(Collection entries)
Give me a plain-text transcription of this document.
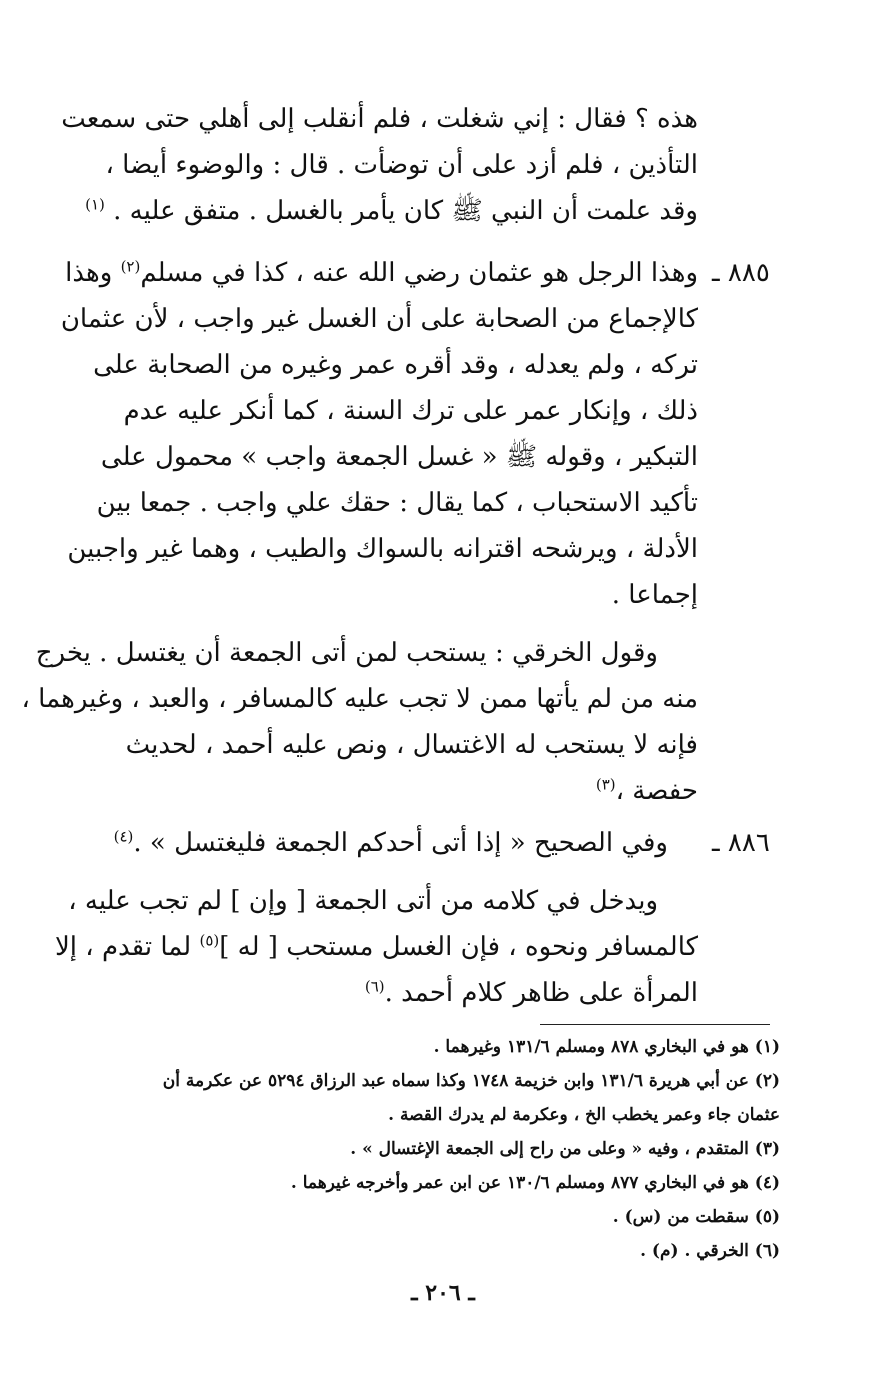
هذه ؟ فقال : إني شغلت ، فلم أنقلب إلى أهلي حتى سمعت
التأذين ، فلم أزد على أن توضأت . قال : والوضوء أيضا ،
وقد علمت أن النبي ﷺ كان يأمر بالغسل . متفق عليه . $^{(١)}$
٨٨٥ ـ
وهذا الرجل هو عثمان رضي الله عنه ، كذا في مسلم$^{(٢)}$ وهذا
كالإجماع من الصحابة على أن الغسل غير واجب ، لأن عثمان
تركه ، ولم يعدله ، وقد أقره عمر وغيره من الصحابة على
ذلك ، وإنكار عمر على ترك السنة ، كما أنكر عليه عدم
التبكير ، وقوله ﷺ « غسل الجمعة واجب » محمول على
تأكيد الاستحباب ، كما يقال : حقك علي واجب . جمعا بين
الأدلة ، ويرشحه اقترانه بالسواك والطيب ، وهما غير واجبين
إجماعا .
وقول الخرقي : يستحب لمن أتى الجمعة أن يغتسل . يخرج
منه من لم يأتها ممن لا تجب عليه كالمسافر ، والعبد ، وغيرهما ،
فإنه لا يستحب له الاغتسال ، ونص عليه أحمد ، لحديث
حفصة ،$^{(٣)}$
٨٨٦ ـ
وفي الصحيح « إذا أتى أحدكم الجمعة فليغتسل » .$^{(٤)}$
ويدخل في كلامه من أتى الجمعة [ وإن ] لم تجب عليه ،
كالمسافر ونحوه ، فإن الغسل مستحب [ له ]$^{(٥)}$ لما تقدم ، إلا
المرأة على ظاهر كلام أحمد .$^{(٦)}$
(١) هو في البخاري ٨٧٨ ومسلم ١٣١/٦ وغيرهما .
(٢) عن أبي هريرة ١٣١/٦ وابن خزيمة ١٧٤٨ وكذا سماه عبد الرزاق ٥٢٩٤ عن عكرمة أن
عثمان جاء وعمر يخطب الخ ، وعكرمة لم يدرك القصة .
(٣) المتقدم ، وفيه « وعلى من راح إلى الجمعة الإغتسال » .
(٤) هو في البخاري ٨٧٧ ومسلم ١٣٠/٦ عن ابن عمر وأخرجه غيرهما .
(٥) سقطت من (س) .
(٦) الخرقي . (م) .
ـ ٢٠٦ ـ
---
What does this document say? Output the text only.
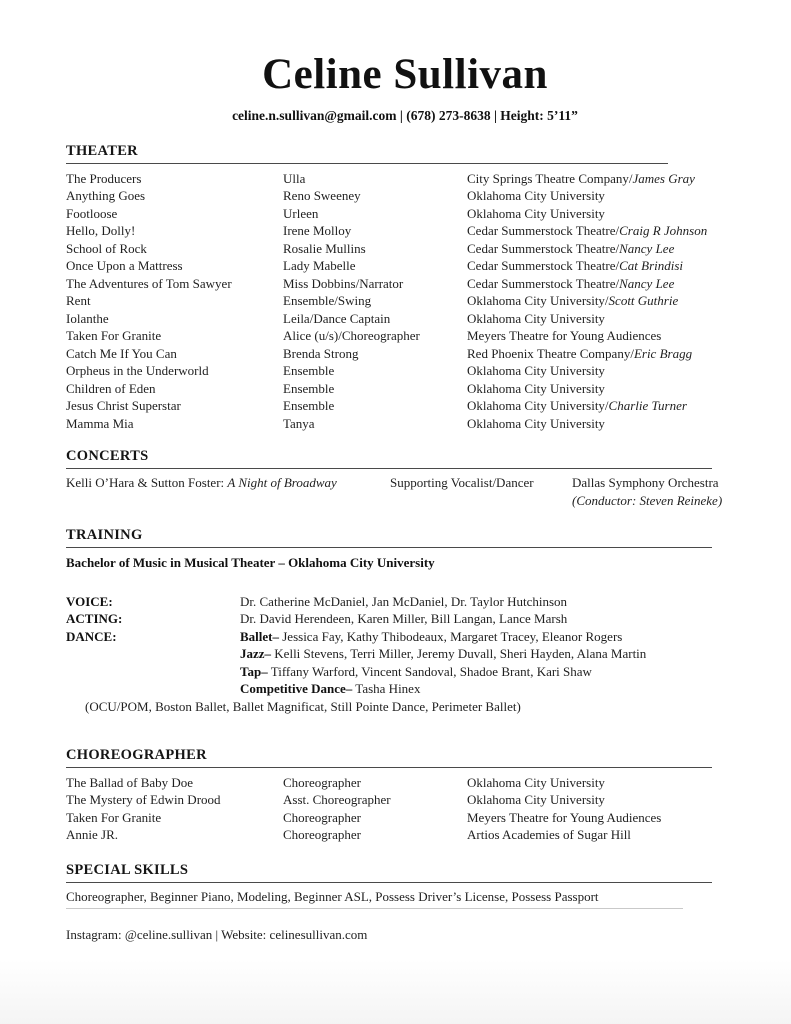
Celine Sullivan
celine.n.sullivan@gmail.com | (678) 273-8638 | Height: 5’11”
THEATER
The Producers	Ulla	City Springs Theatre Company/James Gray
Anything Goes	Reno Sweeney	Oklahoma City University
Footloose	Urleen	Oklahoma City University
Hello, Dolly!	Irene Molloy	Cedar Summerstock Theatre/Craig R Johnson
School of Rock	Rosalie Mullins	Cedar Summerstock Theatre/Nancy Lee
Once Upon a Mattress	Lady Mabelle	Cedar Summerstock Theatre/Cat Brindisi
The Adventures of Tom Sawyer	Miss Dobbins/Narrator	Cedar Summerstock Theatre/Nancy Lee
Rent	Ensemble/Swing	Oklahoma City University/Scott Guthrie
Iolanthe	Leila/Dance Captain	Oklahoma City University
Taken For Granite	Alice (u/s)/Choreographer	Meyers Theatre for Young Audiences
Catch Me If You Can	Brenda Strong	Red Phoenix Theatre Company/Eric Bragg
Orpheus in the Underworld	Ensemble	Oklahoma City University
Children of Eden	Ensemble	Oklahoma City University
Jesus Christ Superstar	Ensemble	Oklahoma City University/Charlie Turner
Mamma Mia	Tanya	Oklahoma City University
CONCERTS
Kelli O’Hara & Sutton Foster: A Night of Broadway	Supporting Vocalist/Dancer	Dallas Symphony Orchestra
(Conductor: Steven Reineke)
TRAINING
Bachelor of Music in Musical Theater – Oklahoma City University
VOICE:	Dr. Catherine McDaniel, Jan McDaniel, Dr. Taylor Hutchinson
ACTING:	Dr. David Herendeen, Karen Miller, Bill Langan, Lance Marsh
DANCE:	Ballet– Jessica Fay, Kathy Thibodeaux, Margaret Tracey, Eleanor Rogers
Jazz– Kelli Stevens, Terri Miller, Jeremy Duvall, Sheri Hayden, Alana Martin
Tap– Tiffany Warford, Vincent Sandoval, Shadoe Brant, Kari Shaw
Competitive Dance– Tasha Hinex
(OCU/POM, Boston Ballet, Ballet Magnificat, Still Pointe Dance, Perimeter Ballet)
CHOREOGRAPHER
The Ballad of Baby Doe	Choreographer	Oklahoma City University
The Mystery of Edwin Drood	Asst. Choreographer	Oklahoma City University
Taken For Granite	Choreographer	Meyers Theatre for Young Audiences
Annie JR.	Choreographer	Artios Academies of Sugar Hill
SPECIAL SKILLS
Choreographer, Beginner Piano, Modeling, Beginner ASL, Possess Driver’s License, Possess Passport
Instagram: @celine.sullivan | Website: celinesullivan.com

▸ Exercise task
Return every line in the listing that contains the word "عثمان".

▸ Response to the task
وهذا الرجل هو عثمان رضي الله عنه ، كذا في مسلم$^{(٢)}$ وهذا
كالإجماع من الصحابة على أن الغسل غير واجب ، لأن عثمان
عثمان جاء وعمر يخطب الخ ، وعكرمة لم يدرك القصة .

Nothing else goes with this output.